**Data provided**:

────

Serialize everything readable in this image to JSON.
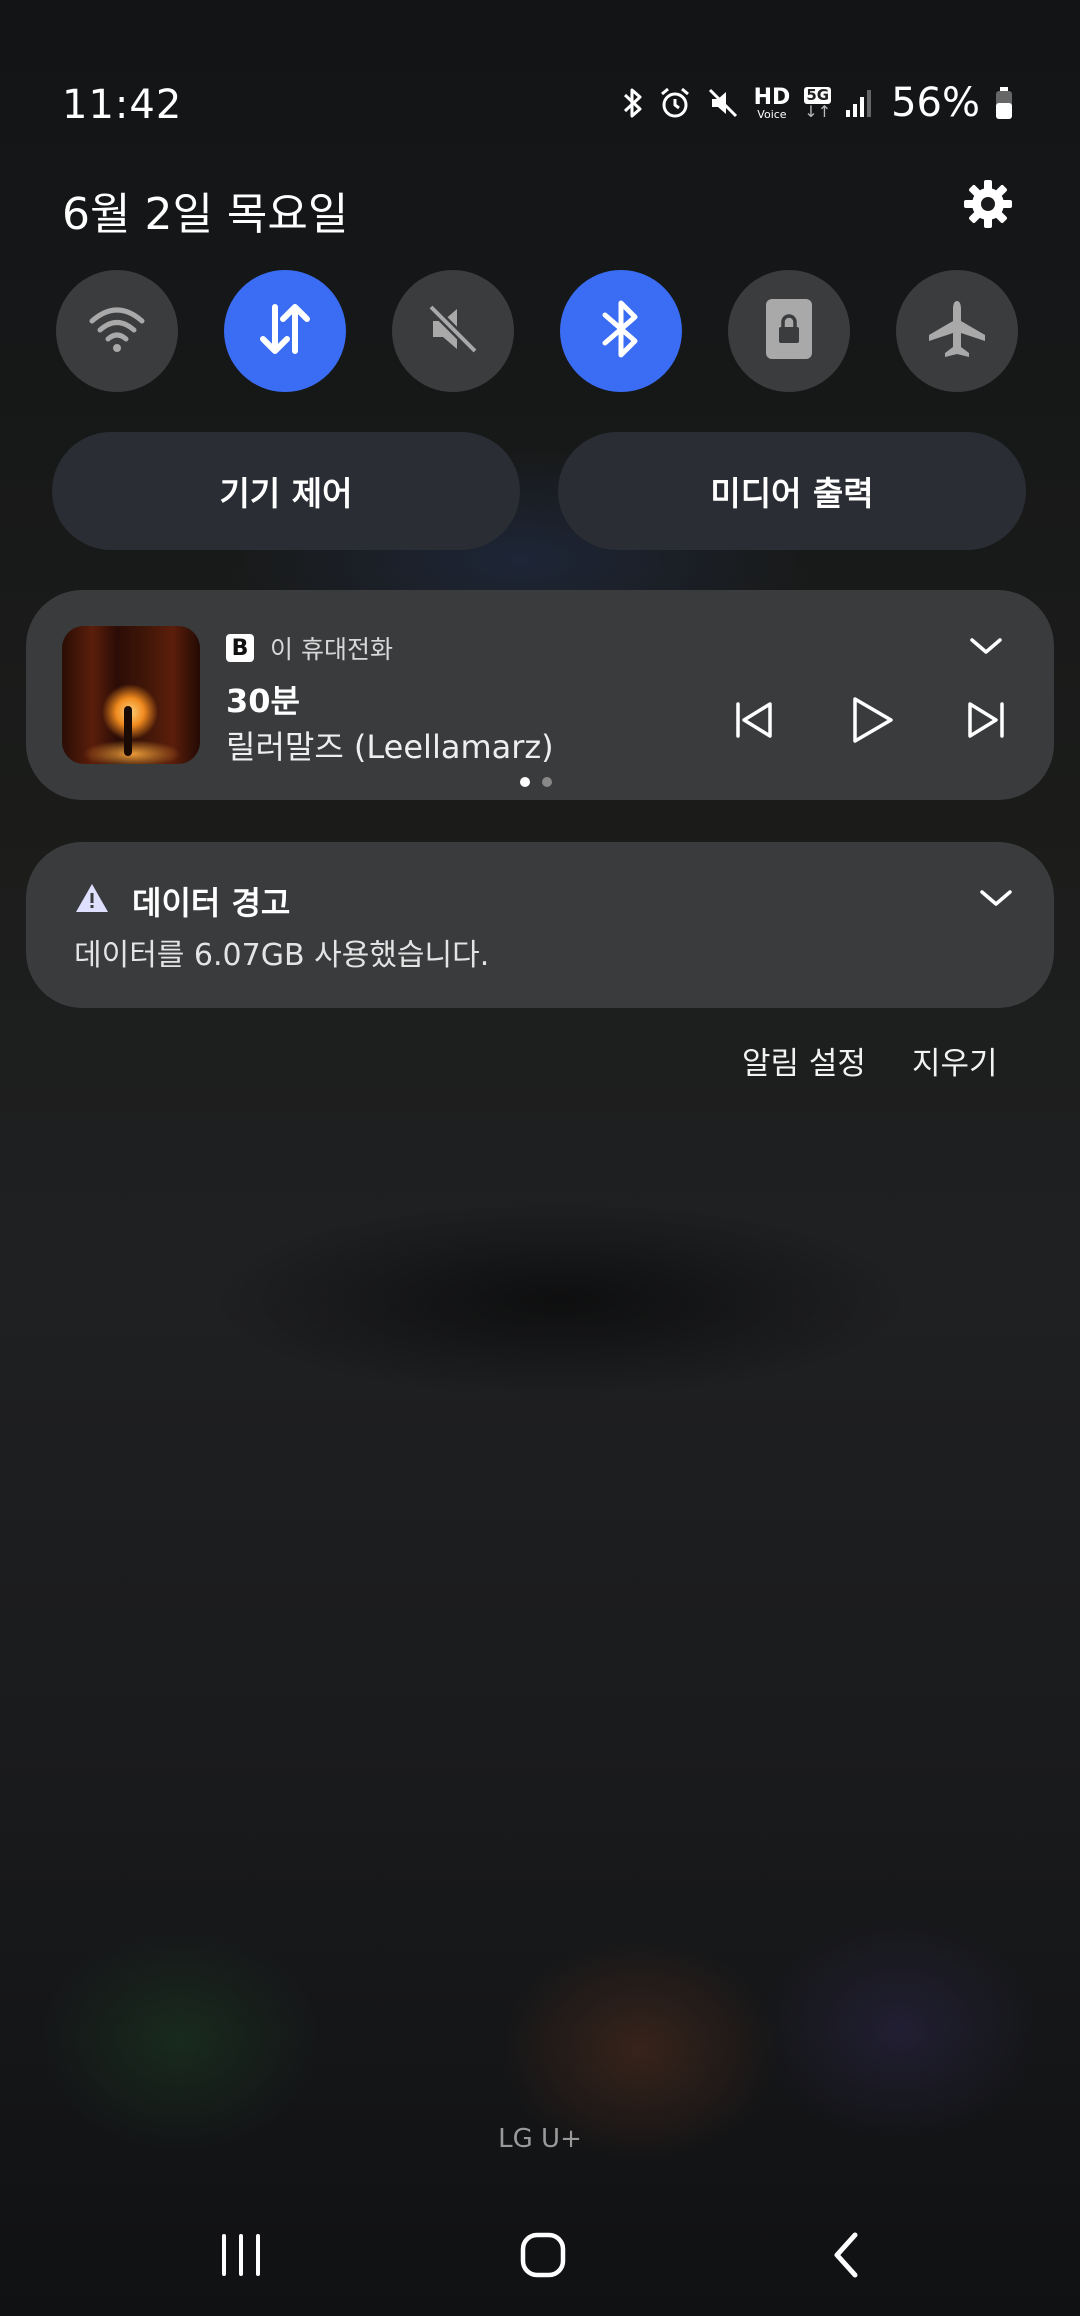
{
  "status_bar": {
    "time": "11:42",
    "hd_label": "HD",
    "voice_label": "Voice",
    "net_label": "5G",
    "net_arrows": "↓↑",
    "battery_percent": "56%",
    "icons": [
      "bluetooth-icon",
      "alarm-icon",
      "mute-icon",
      "hd-voice-icon",
      "5g-icon",
      "signal-icon",
      "battery-icon"
    ]
  },
  "header": {
    "date": "6월 2일 목요일",
    "settings_icon": "gear-icon"
  },
  "quick_toggles": [
    {
      "name": "wifi",
      "icon": "wifi-icon",
      "active": false
    },
    {
      "name": "mobile-data",
      "icon": "data-arrows-icon",
      "active": true
    },
    {
      "name": "sound",
      "icon": "mute-icon",
      "active": false
    },
    {
      "name": "bluetooth",
      "icon": "bluetooth-icon",
      "active": true
    },
    {
      "name": "rotation-lock",
      "icon": "lock-icon",
      "active": false
    },
    {
      "name": "airplane",
      "icon": "airplane-icon",
      "active": false
    }
  ],
  "buttons": {
    "device_control": "기기 제어",
    "media_output": "미디어 출력"
  },
  "media": {
    "source_icon": "B",
    "source": "이 휴대전화",
    "title": "30분",
    "artist": "릴러말즈 (Leellamarz)",
    "page_count": 2,
    "current_page": 1
  },
  "data_warning": {
    "title": "데이터 경고",
    "body": "데이터를 6.07GB 사용했습니다."
  },
  "actions": {
    "notification_settings": "알림 설정",
    "clear": "지우기"
  },
  "carrier": "LG U+",
  "colors": {
    "accent": "#3a6cf4",
    "toggle_off": "#3b3c3e",
    "card": "#3a3b3d",
    "pill": "#2a2d33"
  }
}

────

**Your goal**:
Your task is to copy the entries in full and exactly, without any images.

**Result**:
Serialize everything readable in this image to JSON.
{
  "status_bar": {
    "time": "11:42",
    "hd_label": "HD",
    "voice_label": "Voice",
    "net_label": "5G",
    "net_arrows": "↓↑",
    "battery_percent": "56%",
    "icons": [
      "bluetooth-icon",
      "alarm-icon",
      "mute-icon",
      "hd-voice-icon",
      "5g-icon",
      "signal-icon",
      "battery-icon"
    ]
  },
  "header": {
    "date": "6월 2일 목요일",
    "settings_icon": "gear-icon"
  },
  "quick_toggles": [
    {
      "name": "wifi",
      "icon": "wifi-icon",
      "active": false
    },
    {
      "name": "mobile-data",
      "icon": "data-arrows-icon",
      "active": true
    },
    {
      "name": "sound",
      "icon": "mute-icon",
      "active": false
    },
    {
      "name": "bluetooth",
      "icon": "bluetooth-icon",
      "active": true
    },
    {
      "name": "rotation-lock",
      "icon": "lock-icon",
      "active": false
    },
    {
      "name": "airplane",
      "icon": "airplane-icon",
      "active": false
    }
  ],
  "buttons": {
    "device_control": "기기 제어",
    "media_output": "미디어 출력"
  },
  "media": {
    "source_icon": "B",
    "source": "이 휴대전화",
    "title": "30분",
    "artist": "릴러말즈 (Leellamarz)",
    "page_count": 2,
    "current_page": 1
  },
  "data_warning": {
    "title": "데이터 경고",
    "body": "데이터를 6.07GB 사용했습니다."
  },
  "actions": {
    "notification_settings": "알림 설정",
    "clear": "지우기"
  },
  "carrier": "LG U+",
  "colors": {
    "accent": "#3a6cf4",
    "toggle_off": "#3b3c3e",
    "card": "#3a3b3d",
    "pill": "#2a2d33"
  }
}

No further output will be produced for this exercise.